### Task goal
Transcribe all of the records word for word, but omit the pictures.

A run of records
--- BEGIN ---

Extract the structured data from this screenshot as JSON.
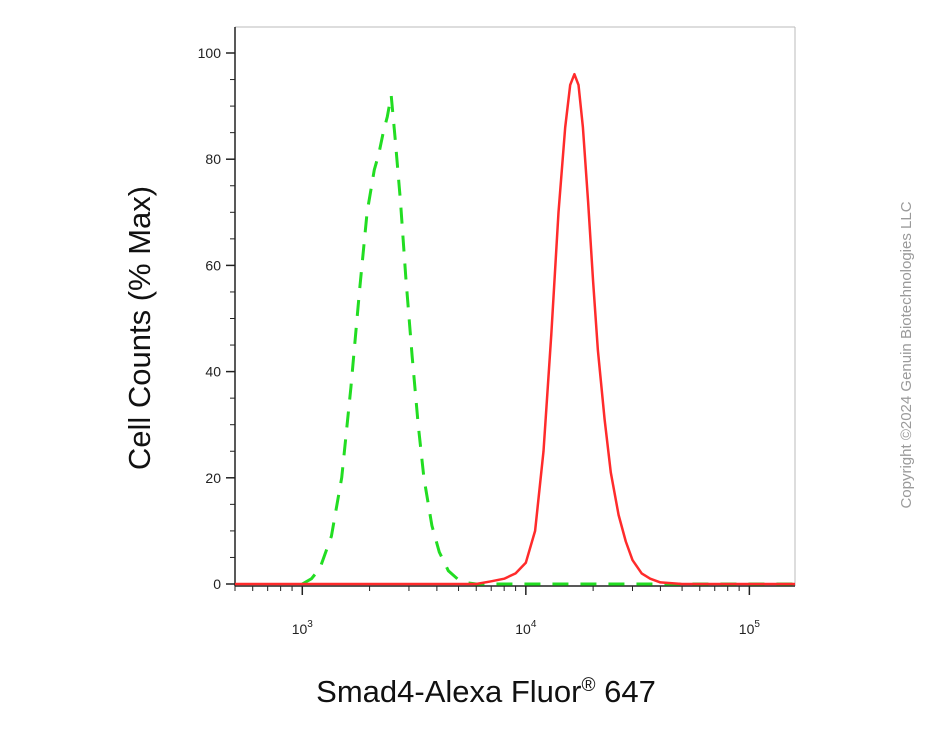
{
  "chart_data": {
    "type": "line",
    "ylabel": "Cell Counts (% Max)",
    "xlabel_main": "Smad4-Alexa Fluor",
    "xlabel_reg": "®",
    "xlabel_tail": " 647",
    "xlim": [
      500,
      160000
    ],
    "ylim": [
      0,
      100
    ],
    "x_scale": "log",
    "yticks": [
      0,
      20,
      40,
      60,
      80,
      100
    ],
    "xticks": [
      {
        "value": 1000,
        "base": "10",
        "exp": "3"
      },
      {
        "value": 10000,
        "base": "10",
        "exp": "4"
      },
      {
        "value": 100000,
        "base": "10",
        "exp": "5"
      }
    ],
    "grid": false,
    "copyright": "Copyright ©2024 Genuin Biotechnologies LLC",
    "series": [
      {
        "color": "#22dd22",
        "style": "dashed",
        "x": [
          1000,
          1100,
          1200,
          1350,
          1500,
          1650,
          1800,
          1950,
          2100,
          2200,
          2300,
          2400,
          2500,
          2600,
          2750,
          2900,
          3100,
          3300,
          3500,
          3800,
          4100,
          4500,
          5000,
          5500,
          6000,
          7000,
          10000,
          20000,
          40000,
          100000,
          160000
        ],
        "y": [
          0,
          1,
          3,
          9,
          20,
          37,
          55,
          70,
          78,
          81,
          85,
          88,
          92,
          84,
          72,
          58,
          43,
          30,
          20,
          11,
          6,
          2.5,
          0.8,
          0.2,
          0,
          0,
          0,
          0,
          0,
          0,
          0
        ]
      },
      {
        "color": "#ff2b2b",
        "style": "solid",
        "x": [
          500,
          1000,
          3000,
          6000,
          7000,
          8000,
          9000,
          10000,
          11000,
          12000,
          13000,
          14000,
          15000,
          15800,
          16500,
          17200,
          18000,
          19000,
          20000,
          21000,
          22500,
          24000,
          26000,
          28000,
          30000,
          33000,
          36000,
          40000,
          50000,
          100000,
          160000
        ],
        "y": [
          0,
          0,
          0,
          0,
          0.5,
          1,
          2,
          4,
          10,
          25,
          47,
          70,
          86,
          94,
          96,
          94,
          86,
          72,
          57,
          44,
          31,
          21,
          13,
          8,
          4.5,
          2,
          1,
          0.3,
          0,
          0,
          0
        ]
      }
    ]
  }
}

--- END ---

### Full output
Extract the structured data from this screenshot as JSON.
{
  "chart_data": {
    "type": "line",
    "ylabel": "Cell Counts (% Max)",
    "xlabel_main": "Smad4-Alexa Fluor",
    "xlabel_reg": "®",
    "xlabel_tail": " 647",
    "xlim": [
      500,
      160000
    ],
    "ylim": [
      0,
      100
    ],
    "x_scale": "log",
    "yticks": [
      0,
      20,
      40,
      60,
      80,
      100
    ],
    "xticks": [
      {
        "value": 1000,
        "base": "10",
        "exp": "3"
      },
      {
        "value": 10000,
        "base": "10",
        "exp": "4"
      },
      {
        "value": 100000,
        "base": "10",
        "exp": "5"
      }
    ],
    "grid": false,
    "copyright": "Copyright ©2024 Genuin Biotechnologies LLC",
    "series": [
      {
        "color": "#22dd22",
        "style": "dashed",
        "x": [
          1000,
          1100,
          1200,
          1350,
          1500,
          1650,
          1800,
          1950,
          2100,
          2200,
          2300,
          2400,
          2500,
          2600,
          2750,
          2900,
          3100,
          3300,
          3500,
          3800,
          4100,
          4500,
          5000,
          5500,
          6000,
          7000,
          10000,
          20000,
          40000,
          100000,
          160000
        ],
        "y": [
          0,
          1,
          3,
          9,
          20,
          37,
          55,
          70,
          78,
          81,
          85,
          88,
          92,
          84,
          72,
          58,
          43,
          30,
          20,
          11,
          6,
          2.5,
          0.8,
          0.2,
          0,
          0,
          0,
          0,
          0,
          0,
          0
        ]
      },
      {
        "color": "#ff2b2b",
        "style": "solid",
        "x": [
          500,
          1000,
          3000,
          6000,
          7000,
          8000,
          9000,
          10000,
          11000,
          12000,
          13000,
          14000,
          15000,
          15800,
          16500,
          17200,
          18000,
          19000,
          20000,
          21000,
          22500,
          24000,
          26000,
          28000,
          30000,
          33000,
          36000,
          40000,
          50000,
          100000,
          160000
        ],
        "y": [
          0,
          0,
          0,
          0,
          0.5,
          1,
          2,
          4,
          10,
          25,
          47,
          70,
          86,
          94,
          96,
          94,
          86,
          72,
          57,
          44,
          31,
          21,
          13,
          8,
          4.5,
          2,
          1,
          0.3,
          0,
          0,
          0
        ]
      }
    ]
  }
}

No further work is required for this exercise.